_原文段落_:

2022CCPC威海站 铜牌题解 A C D E G I J 补题

A

//木桶效应
#include <bits/stdc++.h>
using namespace std;
#define int long long
const int N = 2e5 + 10;
map<string, int> cham;
pair<string, int> player[N];
int cnt1[6];
int cnt2[6];
int n, m;
int sum;
signed main()
{
  cin >> n;
  for (int i = 1; i <= n; i++)
  {
    for (int j = 0; j < 5; j++)
    {
      string s;
      cin >> s;
      cham[s] = 1;
    }
  }

  cin >> m;
  for (int i = 1; i <= m; i++)
  {
    cin >> player[i].first >> player[i].second;
    if (cham[player[i].first] == 1)
    {
      cnt1[player[i].second]++;
    }
    else
    {
      cnt2[player[i].second]++;
    }
  }
  int res = 0x3f3f3f;
  for (int i = 1; i <= 5; i++)
  {
    res = min(res, cnt1[i] + cnt2[i]);
  }
  for (int i = 1; i <= 5; i++)
  {
    sum += cnt1[i];
  }
  res = min(sum, res);
  cout << res;
  return 0;
}

C

由于只需要输出一组可行解我们只要找到一组即可 

结论：5点不共线一定能找到可行解，先固定4个点找到不共线的第五个点让后再枚举5个点之间线段的情况如果点到另外四个点斜率均不同，该点是中心点输出这组可行解

#include <bits/stdc++.h>
using namespace std;

#define endl '\n'
#define LL long long
#define ph push_back
#define INF 0x3f3f3f3f
#define PII pair<int, int>
#define y second
#define x first
const int N = 3e5 + 10;
int t;
int n;
PII a[N];
bool flag;
void check()

_任务要求 A_: 根据上面的题解，C题的结论指出，在什么条件下一定能找到可行解？

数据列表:
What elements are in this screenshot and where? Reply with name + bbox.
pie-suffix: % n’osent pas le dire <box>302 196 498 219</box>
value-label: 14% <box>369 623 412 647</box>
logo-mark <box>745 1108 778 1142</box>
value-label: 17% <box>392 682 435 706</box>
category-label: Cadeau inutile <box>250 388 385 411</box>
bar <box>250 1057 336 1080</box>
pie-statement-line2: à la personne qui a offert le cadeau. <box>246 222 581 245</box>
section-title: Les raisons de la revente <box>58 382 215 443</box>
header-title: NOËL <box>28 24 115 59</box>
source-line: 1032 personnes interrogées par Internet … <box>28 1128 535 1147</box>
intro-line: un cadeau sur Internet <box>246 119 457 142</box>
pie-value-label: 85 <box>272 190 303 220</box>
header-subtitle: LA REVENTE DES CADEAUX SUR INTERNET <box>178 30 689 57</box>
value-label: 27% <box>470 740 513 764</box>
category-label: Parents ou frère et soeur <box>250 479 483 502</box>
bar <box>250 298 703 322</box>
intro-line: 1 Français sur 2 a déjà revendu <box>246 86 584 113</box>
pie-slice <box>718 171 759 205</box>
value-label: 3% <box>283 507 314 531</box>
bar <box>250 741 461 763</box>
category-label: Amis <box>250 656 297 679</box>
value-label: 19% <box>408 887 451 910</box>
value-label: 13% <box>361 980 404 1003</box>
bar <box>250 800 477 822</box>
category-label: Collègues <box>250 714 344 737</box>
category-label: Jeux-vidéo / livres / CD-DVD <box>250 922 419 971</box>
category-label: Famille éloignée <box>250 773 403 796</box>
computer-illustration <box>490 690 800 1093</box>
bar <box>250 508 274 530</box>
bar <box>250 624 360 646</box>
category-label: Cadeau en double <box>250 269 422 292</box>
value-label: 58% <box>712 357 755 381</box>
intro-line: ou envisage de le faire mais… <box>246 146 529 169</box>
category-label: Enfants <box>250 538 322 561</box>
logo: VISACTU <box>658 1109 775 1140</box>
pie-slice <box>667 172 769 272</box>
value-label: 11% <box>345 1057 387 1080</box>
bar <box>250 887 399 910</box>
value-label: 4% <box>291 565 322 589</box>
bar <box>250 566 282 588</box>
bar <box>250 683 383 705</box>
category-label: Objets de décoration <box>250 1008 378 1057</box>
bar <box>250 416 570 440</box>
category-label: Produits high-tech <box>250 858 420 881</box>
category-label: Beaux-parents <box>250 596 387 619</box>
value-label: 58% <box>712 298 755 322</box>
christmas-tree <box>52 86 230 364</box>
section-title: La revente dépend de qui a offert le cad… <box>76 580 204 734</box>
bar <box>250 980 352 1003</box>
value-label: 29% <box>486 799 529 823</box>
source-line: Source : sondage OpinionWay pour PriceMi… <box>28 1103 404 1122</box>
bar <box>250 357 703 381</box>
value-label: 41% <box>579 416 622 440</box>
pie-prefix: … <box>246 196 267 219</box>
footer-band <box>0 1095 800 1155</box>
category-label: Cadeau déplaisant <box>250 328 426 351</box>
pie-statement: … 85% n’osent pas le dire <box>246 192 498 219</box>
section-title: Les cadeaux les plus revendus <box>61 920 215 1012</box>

_任务要求 B_: 摘录上面的条目，从开头一直到包含“header-subtitle: LA REVENTE”的那一行，首尾两行都包括在内，逐行原样照录。

_结果 A_: 5点不共线时一定能找到可行解。

_结果 B_:
What elements are in this screenshot and where? Reply with name + bbox.
pie-suffix: % n’osent pas le dire <box>302 196 498 219</box>
value-label: 14% <box>369 623 412 647</box>
logo-mark <box>745 1108 778 1142</box>
value-label: 17% <box>392 682 435 706</box>
category-label: Cadeau inutile <box>250 388 385 411</box>
bar <box>250 1057 336 1080</box>
pie-statement-line2: à la personne qui a offert le cadeau. <box>246 222 581 245</box>
section-title: Les raisons de la revente <box>58 382 215 443</box>
header-title: NOËL <box>28 24 115 59</box>
source-line: 1032 personnes interrogées par Internet … <box>28 1128 535 1147</box>
intro-line: un cadeau sur Internet <box>246 119 457 142</box>
pie-value-label: 85 <box>272 190 303 220</box>
header-subtitle: LA REVENTE DES CADEAUX SUR INTERNET <box>178 30 689 57</box>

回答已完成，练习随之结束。